Task instructions.
Take every line that has the string "shortcut" and copy it out.

--------------------------------------------------

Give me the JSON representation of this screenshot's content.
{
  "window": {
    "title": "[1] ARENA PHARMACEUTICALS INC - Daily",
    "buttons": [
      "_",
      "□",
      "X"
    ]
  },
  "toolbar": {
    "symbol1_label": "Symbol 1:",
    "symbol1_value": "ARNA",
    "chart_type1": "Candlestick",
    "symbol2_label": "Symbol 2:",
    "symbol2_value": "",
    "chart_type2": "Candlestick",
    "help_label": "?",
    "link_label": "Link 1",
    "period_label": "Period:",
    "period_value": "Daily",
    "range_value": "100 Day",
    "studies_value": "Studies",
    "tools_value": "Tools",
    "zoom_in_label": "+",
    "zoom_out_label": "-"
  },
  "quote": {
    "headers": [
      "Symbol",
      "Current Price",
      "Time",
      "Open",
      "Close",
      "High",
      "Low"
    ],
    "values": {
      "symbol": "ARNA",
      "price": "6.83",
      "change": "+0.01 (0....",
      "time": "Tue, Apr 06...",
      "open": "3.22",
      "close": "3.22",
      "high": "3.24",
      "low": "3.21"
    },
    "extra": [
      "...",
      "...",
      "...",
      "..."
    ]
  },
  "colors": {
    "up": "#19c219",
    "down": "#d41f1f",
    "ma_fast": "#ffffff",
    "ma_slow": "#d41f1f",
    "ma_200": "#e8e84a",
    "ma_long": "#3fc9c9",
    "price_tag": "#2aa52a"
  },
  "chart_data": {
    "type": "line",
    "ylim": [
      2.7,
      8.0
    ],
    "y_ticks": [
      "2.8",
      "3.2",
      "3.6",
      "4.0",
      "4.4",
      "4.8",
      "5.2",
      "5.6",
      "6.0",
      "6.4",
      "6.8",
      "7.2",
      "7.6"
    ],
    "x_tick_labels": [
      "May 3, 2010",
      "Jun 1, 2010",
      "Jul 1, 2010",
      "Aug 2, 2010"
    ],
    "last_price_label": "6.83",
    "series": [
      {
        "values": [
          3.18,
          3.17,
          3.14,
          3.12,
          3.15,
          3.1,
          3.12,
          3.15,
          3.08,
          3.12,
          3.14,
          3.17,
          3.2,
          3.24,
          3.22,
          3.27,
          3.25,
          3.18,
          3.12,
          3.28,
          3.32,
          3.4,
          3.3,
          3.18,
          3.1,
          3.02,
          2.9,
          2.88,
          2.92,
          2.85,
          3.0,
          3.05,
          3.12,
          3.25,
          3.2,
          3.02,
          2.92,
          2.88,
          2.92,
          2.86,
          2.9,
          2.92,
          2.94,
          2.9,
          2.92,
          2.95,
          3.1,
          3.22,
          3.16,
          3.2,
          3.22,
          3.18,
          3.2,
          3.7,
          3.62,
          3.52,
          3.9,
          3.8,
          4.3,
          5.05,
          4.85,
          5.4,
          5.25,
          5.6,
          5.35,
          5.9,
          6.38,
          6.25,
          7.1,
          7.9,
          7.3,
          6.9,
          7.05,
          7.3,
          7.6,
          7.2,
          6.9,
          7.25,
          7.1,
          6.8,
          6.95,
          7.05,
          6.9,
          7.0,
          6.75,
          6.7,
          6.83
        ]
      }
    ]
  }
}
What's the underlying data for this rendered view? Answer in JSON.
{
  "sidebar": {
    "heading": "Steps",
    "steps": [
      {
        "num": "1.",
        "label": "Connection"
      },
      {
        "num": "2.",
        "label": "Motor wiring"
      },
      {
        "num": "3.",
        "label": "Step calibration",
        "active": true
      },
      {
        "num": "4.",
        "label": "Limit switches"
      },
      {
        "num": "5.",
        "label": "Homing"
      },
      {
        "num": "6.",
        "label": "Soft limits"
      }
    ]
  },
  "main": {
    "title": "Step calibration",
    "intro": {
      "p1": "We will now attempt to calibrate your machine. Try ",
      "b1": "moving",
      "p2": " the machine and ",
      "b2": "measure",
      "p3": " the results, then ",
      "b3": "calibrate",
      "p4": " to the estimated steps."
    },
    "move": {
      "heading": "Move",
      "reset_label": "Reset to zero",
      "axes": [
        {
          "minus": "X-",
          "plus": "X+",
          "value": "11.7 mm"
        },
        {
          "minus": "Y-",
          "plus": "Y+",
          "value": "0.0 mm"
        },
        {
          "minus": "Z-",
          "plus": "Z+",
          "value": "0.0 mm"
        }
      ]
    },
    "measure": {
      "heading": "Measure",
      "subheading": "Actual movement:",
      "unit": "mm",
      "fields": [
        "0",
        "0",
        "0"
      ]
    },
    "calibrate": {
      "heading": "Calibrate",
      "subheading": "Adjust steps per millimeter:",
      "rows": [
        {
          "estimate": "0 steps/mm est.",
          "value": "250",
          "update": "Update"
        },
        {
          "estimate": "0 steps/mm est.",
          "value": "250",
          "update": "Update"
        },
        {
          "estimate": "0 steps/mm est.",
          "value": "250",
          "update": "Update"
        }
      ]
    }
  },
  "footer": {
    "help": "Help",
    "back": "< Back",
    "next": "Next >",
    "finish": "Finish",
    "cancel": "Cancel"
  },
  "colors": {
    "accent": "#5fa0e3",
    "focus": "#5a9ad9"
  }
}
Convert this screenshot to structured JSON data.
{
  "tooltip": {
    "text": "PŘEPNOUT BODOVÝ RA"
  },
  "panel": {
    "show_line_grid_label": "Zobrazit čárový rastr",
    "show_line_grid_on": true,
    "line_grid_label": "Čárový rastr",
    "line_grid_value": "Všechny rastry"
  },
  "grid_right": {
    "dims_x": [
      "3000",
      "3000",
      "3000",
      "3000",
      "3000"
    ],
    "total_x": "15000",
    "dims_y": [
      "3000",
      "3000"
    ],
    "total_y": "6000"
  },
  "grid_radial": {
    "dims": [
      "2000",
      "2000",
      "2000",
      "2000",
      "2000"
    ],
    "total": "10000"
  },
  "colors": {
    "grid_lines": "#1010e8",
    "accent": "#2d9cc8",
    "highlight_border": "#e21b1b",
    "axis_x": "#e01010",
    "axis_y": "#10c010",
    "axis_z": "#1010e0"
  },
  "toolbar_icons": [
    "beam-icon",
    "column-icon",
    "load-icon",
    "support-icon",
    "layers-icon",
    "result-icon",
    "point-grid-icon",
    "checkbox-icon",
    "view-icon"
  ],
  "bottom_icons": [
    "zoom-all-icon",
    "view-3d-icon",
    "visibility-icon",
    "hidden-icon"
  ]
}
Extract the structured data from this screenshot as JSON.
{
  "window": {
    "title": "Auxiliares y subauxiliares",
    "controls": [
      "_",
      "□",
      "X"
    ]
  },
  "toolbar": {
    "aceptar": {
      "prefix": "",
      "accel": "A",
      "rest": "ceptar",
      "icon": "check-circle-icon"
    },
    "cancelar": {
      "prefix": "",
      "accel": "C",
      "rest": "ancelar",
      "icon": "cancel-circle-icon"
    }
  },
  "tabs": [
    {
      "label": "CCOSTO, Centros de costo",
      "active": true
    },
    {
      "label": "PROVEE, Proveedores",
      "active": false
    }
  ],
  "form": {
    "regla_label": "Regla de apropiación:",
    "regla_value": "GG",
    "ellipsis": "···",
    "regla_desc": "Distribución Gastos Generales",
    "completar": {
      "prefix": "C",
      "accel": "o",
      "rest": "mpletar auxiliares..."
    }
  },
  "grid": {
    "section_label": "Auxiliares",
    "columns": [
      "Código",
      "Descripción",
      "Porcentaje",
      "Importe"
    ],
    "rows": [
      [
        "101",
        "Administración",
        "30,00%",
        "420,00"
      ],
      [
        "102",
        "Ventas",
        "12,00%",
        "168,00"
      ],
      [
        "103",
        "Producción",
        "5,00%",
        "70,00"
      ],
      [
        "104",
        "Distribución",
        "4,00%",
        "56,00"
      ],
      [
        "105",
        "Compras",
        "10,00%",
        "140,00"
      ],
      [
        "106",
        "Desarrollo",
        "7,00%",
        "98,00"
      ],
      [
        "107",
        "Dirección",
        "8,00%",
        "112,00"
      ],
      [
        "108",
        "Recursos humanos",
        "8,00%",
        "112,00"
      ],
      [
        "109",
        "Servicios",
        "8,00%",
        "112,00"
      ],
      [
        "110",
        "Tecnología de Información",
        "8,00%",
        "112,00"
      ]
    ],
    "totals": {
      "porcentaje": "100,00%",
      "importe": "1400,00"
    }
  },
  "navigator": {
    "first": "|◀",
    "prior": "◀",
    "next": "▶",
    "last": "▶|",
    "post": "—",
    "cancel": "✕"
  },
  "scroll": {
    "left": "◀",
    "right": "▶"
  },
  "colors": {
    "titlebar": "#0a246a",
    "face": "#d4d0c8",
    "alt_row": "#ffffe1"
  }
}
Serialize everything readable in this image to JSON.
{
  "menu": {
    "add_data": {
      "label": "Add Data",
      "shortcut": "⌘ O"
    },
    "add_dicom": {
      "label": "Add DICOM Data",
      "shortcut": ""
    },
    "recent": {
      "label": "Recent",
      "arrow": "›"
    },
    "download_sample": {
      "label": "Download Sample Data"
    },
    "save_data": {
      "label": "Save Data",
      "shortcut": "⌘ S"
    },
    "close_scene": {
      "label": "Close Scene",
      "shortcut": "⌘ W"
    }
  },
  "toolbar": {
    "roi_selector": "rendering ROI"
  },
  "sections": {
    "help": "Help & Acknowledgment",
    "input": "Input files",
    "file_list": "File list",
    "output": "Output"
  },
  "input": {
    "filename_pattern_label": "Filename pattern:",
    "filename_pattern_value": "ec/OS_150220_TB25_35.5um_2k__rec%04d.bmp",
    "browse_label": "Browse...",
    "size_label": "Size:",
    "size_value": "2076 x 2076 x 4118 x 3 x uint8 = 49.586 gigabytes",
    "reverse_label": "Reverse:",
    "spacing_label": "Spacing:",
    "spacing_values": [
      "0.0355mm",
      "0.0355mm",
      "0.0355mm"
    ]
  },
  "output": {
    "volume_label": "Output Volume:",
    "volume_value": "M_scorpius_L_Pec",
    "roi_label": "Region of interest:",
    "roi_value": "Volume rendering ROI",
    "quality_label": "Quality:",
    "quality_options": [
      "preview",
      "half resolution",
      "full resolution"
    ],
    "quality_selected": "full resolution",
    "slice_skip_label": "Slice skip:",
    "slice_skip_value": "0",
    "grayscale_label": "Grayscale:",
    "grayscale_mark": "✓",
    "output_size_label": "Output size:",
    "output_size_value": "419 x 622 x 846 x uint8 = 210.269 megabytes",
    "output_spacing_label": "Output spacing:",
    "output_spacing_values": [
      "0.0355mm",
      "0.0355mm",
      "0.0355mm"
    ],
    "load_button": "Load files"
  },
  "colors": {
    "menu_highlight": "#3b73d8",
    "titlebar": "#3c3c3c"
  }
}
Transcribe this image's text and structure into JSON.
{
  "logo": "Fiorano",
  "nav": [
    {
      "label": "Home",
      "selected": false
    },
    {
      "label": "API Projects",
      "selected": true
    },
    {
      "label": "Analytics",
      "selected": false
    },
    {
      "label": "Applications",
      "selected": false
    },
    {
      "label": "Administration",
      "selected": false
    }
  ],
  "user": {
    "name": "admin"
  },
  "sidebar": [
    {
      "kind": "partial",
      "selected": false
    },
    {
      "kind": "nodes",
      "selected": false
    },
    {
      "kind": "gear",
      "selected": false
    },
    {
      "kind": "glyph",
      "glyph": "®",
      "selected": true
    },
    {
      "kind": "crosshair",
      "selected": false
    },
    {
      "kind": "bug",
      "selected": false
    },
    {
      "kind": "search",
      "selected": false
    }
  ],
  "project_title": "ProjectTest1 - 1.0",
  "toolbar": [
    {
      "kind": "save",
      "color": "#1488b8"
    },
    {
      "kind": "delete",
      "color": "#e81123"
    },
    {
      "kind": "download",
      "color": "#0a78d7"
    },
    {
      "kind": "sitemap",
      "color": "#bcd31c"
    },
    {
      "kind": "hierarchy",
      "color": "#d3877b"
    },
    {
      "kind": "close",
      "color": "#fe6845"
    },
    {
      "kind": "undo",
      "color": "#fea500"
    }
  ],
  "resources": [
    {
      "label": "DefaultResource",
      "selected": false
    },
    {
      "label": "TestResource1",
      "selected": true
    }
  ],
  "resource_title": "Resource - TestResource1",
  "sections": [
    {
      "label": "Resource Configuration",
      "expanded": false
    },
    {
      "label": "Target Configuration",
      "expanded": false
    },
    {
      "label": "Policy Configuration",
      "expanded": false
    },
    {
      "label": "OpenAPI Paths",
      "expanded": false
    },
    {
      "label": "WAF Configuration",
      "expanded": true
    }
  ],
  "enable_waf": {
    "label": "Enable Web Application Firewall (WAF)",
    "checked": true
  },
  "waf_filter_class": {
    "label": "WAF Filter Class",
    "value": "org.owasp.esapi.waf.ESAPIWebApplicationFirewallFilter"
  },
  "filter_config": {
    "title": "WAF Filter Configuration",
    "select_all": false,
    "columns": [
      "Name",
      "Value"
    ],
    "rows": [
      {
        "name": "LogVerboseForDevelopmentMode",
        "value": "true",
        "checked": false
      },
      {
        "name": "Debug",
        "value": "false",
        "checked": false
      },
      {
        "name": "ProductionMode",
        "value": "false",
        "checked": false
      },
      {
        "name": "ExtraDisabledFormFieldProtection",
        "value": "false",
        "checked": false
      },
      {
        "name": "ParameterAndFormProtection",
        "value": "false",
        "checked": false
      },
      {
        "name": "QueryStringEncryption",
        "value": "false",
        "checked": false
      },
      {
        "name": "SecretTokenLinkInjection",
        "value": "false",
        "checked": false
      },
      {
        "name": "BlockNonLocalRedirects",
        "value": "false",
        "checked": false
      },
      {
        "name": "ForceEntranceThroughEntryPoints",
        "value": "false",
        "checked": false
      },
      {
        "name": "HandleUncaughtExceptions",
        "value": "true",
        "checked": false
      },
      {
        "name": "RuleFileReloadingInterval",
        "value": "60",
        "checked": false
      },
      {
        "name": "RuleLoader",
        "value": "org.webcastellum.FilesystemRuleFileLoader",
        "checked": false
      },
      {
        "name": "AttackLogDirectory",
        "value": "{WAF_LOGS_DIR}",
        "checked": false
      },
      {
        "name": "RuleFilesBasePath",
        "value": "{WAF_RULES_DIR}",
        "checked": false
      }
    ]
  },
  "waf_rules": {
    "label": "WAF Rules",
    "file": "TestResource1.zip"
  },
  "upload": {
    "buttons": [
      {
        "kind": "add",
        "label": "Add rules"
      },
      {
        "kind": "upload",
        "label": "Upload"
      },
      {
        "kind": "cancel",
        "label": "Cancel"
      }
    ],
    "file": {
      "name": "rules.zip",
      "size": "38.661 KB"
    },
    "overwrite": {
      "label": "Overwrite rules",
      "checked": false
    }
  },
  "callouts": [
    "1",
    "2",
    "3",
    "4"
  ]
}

--------------------------------------------------

Solved problem.
      "shortcut": "⌘ O"
      "shortcut": ""
      "shortcut": "⌘ S"
      "shortcut": "⌘ W"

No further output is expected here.